### Required work
Answer these questions from the post about Aberdeen Group.
1. What company is Aberdeen now part of?
2. What key change at Aberdeen does Gomes acknowledge, as the example given?
3. What two things does the author say the Aberdeen business model links?

### Document segment
Yesterday, WSJ’s Lee Gomes revisited his 2002 criticisms of Aberdeen Group. (2008: Vendors Still Paying…; 2002: Glowing Report on Firm X Isn’t… . I respect Lee Gomes. I suggest that analyst watchers and research buyers read the piece, not only for what’s there but for what’s not.

In short: Mr. Gomes checks up on Aberdeen, now part of Harte-Hanks and risen from its own ashes (from a fire many credit Gomes with lighting). He acknowledges some key changes at Aberdeen — such as transparency on vendor sponsored research — but essentially sends readers away with the bitter scent of pay-for-play hanging in the air.

I’ve been impressed with the Aberdeen business model. I see it as one that successfully links high-volume, low-cost benchmark surveys with vendor demand-generation programs. It’s closer to traditional market research and more scalable, on paper, than many of its IT analyst competitors engaging in the same kinds of activities. Of course, final judgement on whether any of this is good or bad comes down to daily execution.

Gomes finds much to criticize about that.

Yet, he avoids a couple of elephants standing in the middle of the room.

One of these elephants is whether ICT industry analyst research warrants the kind of mandated clean-up we saw with U.S. investment industry research.

### Data rows
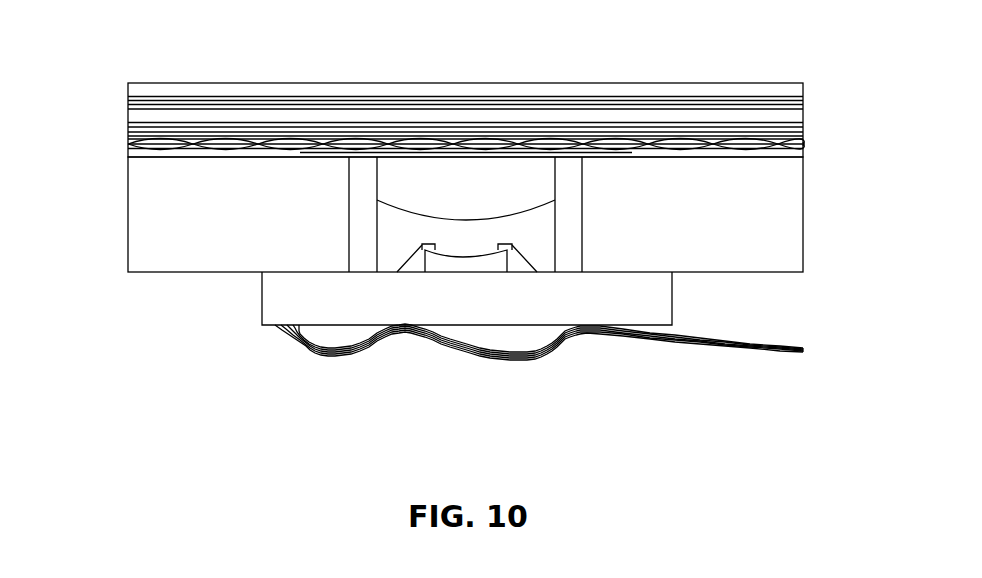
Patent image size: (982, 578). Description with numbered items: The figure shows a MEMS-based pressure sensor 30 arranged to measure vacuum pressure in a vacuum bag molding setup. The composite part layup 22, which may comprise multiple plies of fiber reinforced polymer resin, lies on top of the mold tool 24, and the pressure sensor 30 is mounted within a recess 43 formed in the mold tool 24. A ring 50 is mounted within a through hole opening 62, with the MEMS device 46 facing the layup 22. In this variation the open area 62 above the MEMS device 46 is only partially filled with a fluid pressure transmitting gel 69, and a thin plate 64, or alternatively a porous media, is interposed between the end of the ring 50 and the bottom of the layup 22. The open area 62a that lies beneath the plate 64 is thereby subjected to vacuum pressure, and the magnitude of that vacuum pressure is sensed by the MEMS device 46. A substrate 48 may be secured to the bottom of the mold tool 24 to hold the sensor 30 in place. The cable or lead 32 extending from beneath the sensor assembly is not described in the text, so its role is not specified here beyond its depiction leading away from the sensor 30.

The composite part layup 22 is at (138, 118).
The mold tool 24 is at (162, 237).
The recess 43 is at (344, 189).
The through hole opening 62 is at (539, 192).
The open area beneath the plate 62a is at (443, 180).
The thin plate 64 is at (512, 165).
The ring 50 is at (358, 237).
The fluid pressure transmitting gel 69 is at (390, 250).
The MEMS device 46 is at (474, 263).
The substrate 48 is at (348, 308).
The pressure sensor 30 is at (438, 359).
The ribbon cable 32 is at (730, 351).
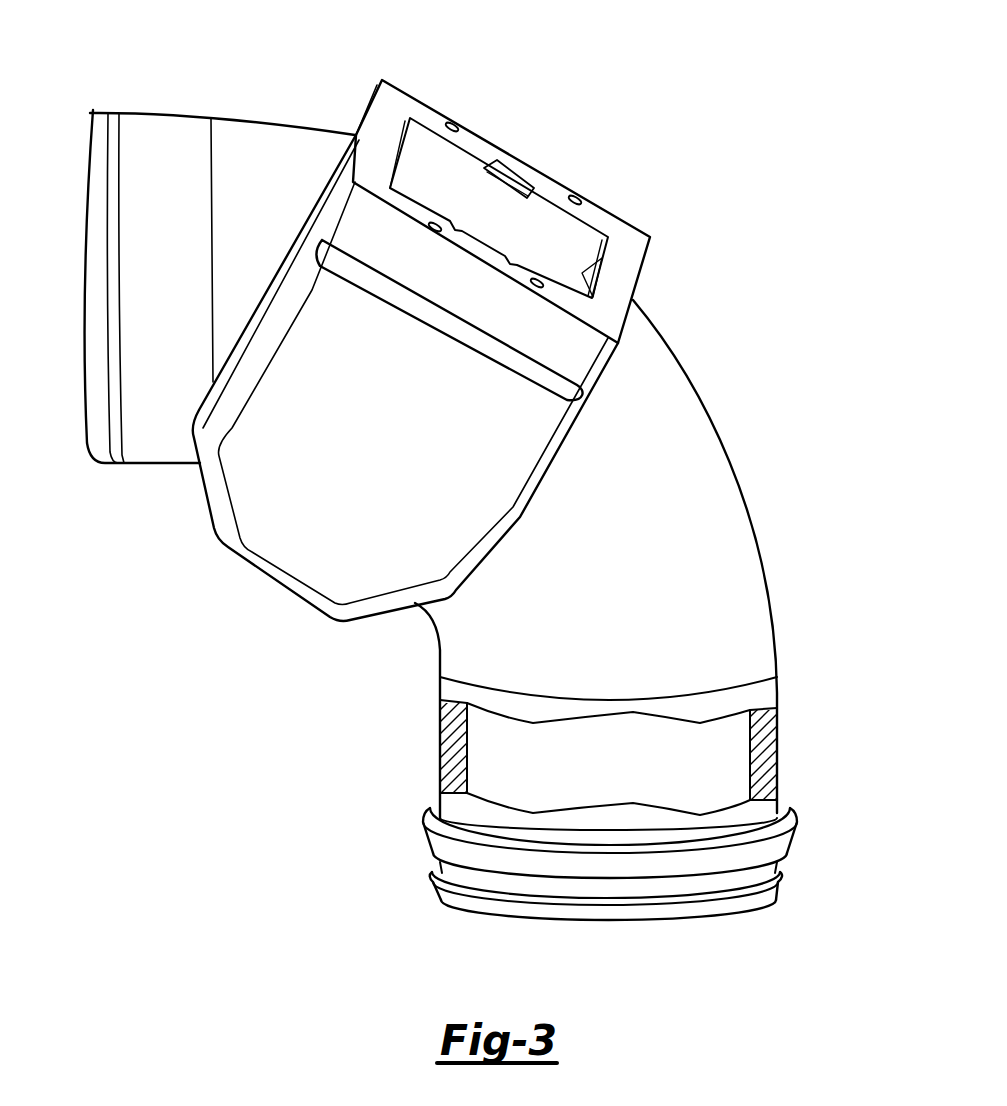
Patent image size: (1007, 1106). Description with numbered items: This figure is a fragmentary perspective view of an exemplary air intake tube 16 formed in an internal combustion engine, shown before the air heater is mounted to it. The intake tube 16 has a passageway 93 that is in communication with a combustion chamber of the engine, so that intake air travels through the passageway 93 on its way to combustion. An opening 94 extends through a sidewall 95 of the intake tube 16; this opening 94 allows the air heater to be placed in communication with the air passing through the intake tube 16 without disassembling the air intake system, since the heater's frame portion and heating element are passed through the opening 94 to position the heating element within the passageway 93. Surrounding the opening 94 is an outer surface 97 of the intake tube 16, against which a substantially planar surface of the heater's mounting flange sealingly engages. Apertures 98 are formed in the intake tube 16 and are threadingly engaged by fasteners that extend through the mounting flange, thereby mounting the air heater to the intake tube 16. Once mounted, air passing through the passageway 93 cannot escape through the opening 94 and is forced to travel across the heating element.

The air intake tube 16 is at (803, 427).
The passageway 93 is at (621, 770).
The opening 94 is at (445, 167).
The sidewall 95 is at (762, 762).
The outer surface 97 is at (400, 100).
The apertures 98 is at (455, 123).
--
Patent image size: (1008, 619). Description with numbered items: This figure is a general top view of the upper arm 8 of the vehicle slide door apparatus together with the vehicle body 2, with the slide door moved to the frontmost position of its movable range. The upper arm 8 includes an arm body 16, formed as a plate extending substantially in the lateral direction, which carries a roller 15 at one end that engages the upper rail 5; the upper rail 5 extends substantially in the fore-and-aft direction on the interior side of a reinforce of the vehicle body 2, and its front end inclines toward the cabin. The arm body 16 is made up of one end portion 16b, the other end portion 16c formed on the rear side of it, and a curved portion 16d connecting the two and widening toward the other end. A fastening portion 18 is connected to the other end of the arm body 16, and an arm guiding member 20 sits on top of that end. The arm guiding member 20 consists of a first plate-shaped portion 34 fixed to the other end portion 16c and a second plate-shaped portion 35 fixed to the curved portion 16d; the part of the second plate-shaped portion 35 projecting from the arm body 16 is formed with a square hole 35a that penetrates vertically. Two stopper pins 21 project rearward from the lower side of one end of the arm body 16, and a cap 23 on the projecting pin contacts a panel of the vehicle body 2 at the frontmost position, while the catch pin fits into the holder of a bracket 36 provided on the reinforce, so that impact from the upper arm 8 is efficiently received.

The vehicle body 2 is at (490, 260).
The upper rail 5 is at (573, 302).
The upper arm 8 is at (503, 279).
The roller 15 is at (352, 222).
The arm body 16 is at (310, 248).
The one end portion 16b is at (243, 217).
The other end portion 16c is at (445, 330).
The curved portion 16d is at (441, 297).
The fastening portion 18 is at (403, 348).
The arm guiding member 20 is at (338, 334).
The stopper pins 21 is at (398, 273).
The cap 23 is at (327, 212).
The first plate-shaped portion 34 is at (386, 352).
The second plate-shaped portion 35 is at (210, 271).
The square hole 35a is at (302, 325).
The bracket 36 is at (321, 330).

### Written response
1. Harte-Hanks.
2. Transparency on vendor sponsored research.
3. High-volume, low-cost benchmark surveys and vendor demand-generation programs.